Gather every line holding the string "JSON".

Entries from a visual dataset:
+ + + + +

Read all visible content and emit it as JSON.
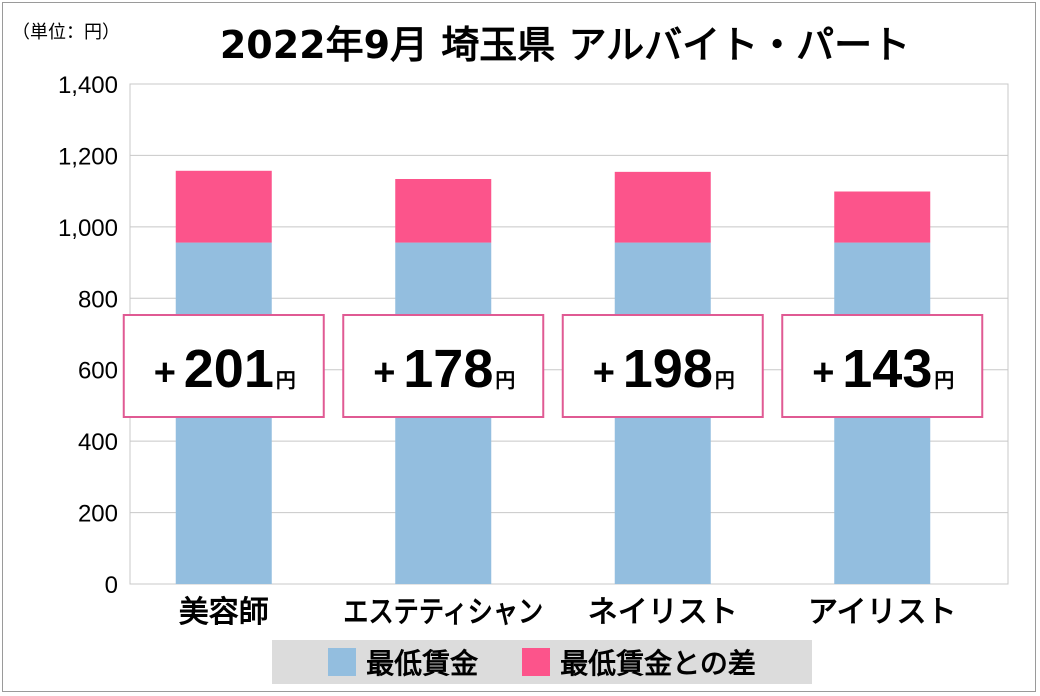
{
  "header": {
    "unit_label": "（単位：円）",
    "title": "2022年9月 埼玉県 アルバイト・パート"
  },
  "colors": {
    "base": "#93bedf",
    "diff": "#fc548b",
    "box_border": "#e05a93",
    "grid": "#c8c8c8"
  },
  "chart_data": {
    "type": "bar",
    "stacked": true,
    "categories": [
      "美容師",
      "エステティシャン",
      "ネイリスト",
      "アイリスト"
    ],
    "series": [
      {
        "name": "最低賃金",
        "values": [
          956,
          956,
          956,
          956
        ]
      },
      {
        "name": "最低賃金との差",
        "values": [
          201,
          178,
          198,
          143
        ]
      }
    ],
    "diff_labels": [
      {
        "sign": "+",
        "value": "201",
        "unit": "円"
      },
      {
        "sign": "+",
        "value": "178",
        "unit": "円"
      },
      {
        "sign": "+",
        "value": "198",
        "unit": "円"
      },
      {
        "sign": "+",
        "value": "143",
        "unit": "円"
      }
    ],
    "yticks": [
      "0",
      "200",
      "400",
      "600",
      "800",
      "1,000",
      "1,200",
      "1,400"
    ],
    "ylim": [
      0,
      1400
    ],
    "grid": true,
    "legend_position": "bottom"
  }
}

+ + + + +

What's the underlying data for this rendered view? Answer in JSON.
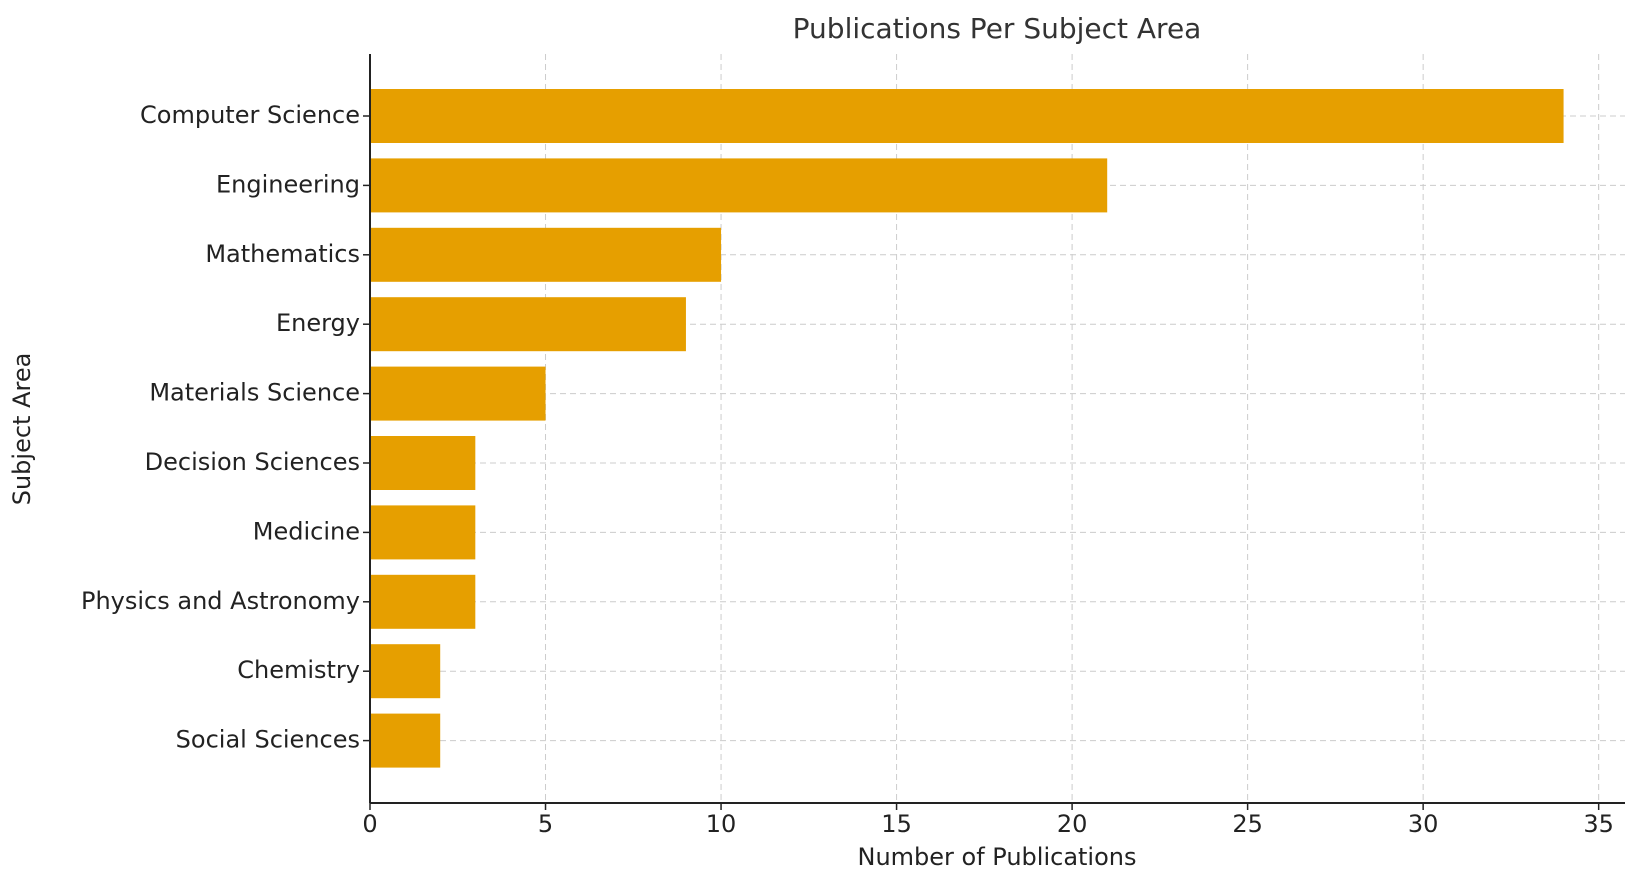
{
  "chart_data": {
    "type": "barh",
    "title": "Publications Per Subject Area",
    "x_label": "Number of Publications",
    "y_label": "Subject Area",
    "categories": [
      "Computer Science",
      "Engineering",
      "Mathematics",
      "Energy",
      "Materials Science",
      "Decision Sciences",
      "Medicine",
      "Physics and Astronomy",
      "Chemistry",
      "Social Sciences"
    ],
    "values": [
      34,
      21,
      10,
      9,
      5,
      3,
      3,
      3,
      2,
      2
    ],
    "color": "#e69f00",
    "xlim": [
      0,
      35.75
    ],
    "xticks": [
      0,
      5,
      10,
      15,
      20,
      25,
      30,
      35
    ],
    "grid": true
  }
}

+ + + + +

Response to the exercise:
Read all visible content and emit it as JSON.
What's the underlying data for this rendered view? Answer in JSON.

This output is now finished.